The exercise:
Restate the entries below word for word, omitting nothing.
______________________________
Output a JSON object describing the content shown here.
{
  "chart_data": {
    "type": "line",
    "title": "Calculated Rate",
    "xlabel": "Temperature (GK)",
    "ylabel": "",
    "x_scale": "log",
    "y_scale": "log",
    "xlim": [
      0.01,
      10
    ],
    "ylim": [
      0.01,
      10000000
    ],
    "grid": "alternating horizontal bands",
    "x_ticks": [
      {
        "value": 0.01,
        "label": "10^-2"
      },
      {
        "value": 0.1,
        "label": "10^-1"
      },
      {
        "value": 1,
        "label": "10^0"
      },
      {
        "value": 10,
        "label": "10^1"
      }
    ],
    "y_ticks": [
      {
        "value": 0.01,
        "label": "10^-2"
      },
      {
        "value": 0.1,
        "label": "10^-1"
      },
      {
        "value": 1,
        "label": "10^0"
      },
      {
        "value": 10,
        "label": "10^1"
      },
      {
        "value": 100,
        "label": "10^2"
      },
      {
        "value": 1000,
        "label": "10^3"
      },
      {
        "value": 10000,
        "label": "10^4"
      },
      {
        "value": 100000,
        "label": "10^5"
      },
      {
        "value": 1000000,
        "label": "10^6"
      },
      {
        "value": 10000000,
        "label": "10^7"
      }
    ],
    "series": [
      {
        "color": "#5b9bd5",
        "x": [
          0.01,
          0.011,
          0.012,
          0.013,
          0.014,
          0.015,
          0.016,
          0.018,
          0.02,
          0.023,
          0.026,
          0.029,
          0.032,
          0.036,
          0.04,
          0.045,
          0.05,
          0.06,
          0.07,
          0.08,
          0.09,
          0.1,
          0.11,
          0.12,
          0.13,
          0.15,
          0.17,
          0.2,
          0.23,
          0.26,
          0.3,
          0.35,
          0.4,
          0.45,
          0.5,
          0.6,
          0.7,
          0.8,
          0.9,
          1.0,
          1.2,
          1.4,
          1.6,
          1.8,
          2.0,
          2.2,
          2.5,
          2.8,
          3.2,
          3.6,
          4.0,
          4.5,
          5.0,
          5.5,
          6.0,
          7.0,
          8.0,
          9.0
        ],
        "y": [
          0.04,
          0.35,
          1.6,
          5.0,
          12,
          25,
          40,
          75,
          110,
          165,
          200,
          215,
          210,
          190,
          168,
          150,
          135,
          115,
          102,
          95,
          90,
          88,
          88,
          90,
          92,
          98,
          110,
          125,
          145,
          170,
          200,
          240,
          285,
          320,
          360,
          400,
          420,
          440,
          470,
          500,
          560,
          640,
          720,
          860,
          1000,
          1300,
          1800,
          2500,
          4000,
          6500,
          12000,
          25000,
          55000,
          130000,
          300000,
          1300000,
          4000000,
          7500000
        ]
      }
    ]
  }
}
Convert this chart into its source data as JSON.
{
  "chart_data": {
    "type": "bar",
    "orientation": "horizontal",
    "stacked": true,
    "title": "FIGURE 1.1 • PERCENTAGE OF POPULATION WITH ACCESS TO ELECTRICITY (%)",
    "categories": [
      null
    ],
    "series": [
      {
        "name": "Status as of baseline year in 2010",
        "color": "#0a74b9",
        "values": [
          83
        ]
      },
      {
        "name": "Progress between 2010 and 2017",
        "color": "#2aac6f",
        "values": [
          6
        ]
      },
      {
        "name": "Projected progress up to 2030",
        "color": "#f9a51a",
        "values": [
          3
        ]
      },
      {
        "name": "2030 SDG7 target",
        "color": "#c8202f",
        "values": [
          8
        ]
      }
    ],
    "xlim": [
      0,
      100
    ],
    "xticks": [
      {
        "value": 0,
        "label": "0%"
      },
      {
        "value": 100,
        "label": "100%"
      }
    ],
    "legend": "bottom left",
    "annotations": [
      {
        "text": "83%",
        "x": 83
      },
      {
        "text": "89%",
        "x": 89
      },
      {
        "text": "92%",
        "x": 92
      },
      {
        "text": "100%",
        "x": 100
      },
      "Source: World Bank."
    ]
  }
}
______________________________
Correct response:
Output a JSON object describing the content shown here.
{
  "chart_data": {
    "type": "line",
    "title": "Calculated Rate",
    "xlabel": "Temperature (GK)",
    "ylabel": "",
    "x_scale": "log",
    "y_scale": "log",
    "xlim": [
      0.01,
      10
    ],
    "ylim": [
      0.01,
      10000000
    ],
    "grid": "alternating horizontal bands",
    "x_ticks": [
      {
        "value": 0.01,
        "label": "10^-2"
      },
      {
        "value": 0.1,
        "label": "10^-1"
      },
      {
        "value": 1,
        "label": "10^0"
      },
      {
        "value": 10,
        "label": "10^1"
      }
    ],
    "y_ticks": [
      {
        "value": 0.01,
        "label": "10^-2"
      },
      {
        "value": 0.1,
        "label": "10^-1"
      },
      {
        "value": 1,
        "label": "10^0"
      },
      {
        "value": 10,
        "label": "10^1"
      },
      {
        "value": 100,
        "label": "10^2"
      },
      {
        "value": 1000,
        "label": "10^3"
      },
      {
        "value": 10000,
        "label": "10^4"
      },
      {
        "value": 100000,
        "label": "10^5"
      },
      {
        "value": 1000000,
        "label": "10^6"
      },
      {
        "value": 10000000,
        "label": "10^7"
      }
    ],
    "series": [
      {
        "color": "#5b9bd5",
        "x": [
          0.01,
          0.011,
          0.012,
          0.013,
          0.014,
          0.015,
          0.016,
          0.018,
          0.02,
          0.023,
          0.026,
          0.029,
          0.032,
          0.036,
          0.04,
          0.045,
          0.05,
          0.06,
          0.07,
          0.08,
          0.09,
          0.1,
          0.11,
          0.12,
          0.13,
          0.15,
          0.17,
          0.2,
          0.23,
          0.26,
          0.3,
          0.35,
          0.4,
          0.45,
          0.5,
          0.6,
          0.7,
          0.8,
          0.9,
          1.0,
          1.2,
          1.4,
          1.6,
          1.8,
          2.0,
          2.2,
          2.5,
          2.8,
          3.2,
          3.6,
          4.0,
          4.5,
          5.0,
          5.5,
          6.0,
          7.0,
          8.0,
          9.0
        ],
        "y": [
          0.04,
          0.35,
          1.6,
          5.0,
          12,
          25,
          40,
          75,
          110,
          165,
          200,
          215,
          210,
          190,
          168,
          150,
          135,
          115,
          102,
          95,
          90,
          88,
          88,
          90,
          92,
          98,
          110,
          125,
          145,
          170,
          200,
          240,
          285,
          320,
          360,
          400,
          420,
          440,
          470,
          500,
          560,
          640,
          720,
          860,
          1000,
          1300,
          1800,
          2500,
          4000,
          6500,
          12000,
          25000,
          55000,
          130000,
          300000,
          1300000,
          4000000,
          7500000
        ]
      }
    ]
  }
}
Convert this chart into its source data as JSON.
{
  "chart_data": {
    "type": "bar",
    "orientation": "horizontal",
    "stacked": true,
    "title": "FIGURE 1.1 • PERCENTAGE OF POPULATION WITH ACCESS TO ELECTRICITY (%)",
    "categories": [
      null
    ],
    "series": [
      {
        "name": "Status as of baseline year in 2010",
        "color": "#0a74b9",
        "values": [
          83
        ]
      },
      {
        "name": "Progress between 2010 and 2017",
        "color": "#2aac6f",
        "values": [
          6
        ]
      },
      {
        "name": "Projected progress up to 2030",
        "color": "#f9a51a",
        "values": [
          3
        ]
      },
      {
        "name": "2030 SDG7 target",
        "color": "#c8202f",
        "values": [
          8
        ]
      }
    ],
    "xlim": [
      0,
      100
    ],
    "xticks": [
      {
        "value": 0,
        "label": "0%"
      },
      {
        "value": 100,
        "label": "100%"
      }
    ],
    "legend": "bottom left",
    "annotations": [
      {
        "text": "83%",
        "x": 83
      },
      {
        "text": "89%",
        "x": 89
      },
      {
        "text": "92%",
        "x": 92
      },
      {
        "text": "100%",
        "x": 100
      },
      "Source: World Bank."
    ]
  }
}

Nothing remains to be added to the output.